BEGIN The data
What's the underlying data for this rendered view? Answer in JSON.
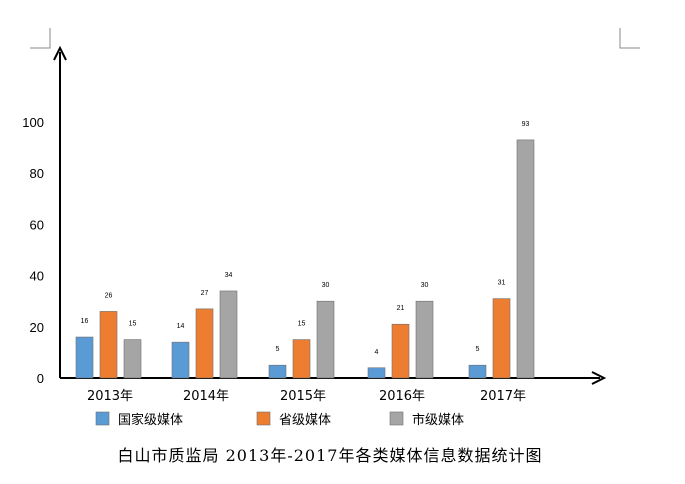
{
  "chart_data": {
    "type": "bar",
    "title": "白山市质监局 2013年-2017年各类媒体信息数据统计图",
    "categories": [
      "2013年",
      "2014年",
      "2015年",
      "2016年",
      "2017年"
    ],
    "series": [
      {
        "name": "国家级媒体",
        "values": [
          16,
          14,
          5,
          4,
          5
        ],
        "color": "#5B9BD5"
      },
      {
        "name": "省级媒体",
        "values": [
          26,
          27,
          15,
          21,
          31
        ],
        "color": "#ED7D31"
      },
      {
        "name": "市级媒体",
        "values": [
          15,
          34,
          30,
          30,
          93
        ],
        "color": "#A5A5A5"
      }
    ],
    "y_ticks": [
      "0",
      "20",
      "40",
      "60",
      "80",
      "100"
    ],
    "ylim": [
      0,
      100
    ],
    "grid": false,
    "legend_position": "bottom",
    "xlabel": "",
    "ylabel": ""
  }
}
END The data
» **Task description**: Output every entry exactly as given; pictures are not part of the copy.

» **Task result**:
What's the underlying data for this rendered view? Answer in JSON.
{
  "chart_data": {
    "type": "bar",
    "title": "白山市质监局 2013年-2017年各类媒体信息数据统计图",
    "categories": [
      "2013年",
      "2014年",
      "2015年",
      "2016年",
      "2017年"
    ],
    "series": [
      {
        "name": "国家级媒体",
        "values": [
          16,
          14,
          5,
          4,
          5
        ],
        "color": "#5B9BD5"
      },
      {
        "name": "省级媒体",
        "values": [
          26,
          27,
          15,
          21,
          31
        ],
        "color": "#ED7D31"
      },
      {
        "name": "市级媒体",
        "values": [
          15,
          34,
          30,
          30,
          93
        ],
        "color": "#A5A5A5"
      }
    ],
    "y_ticks": [
      "0",
      "20",
      "40",
      "60",
      "80",
      "100"
    ],
    "ylim": [
      0,
      100
    ],
    "grid": false,
    "legend_position": "bottom",
    "xlabel": "",
    "ylabel": ""
  }
}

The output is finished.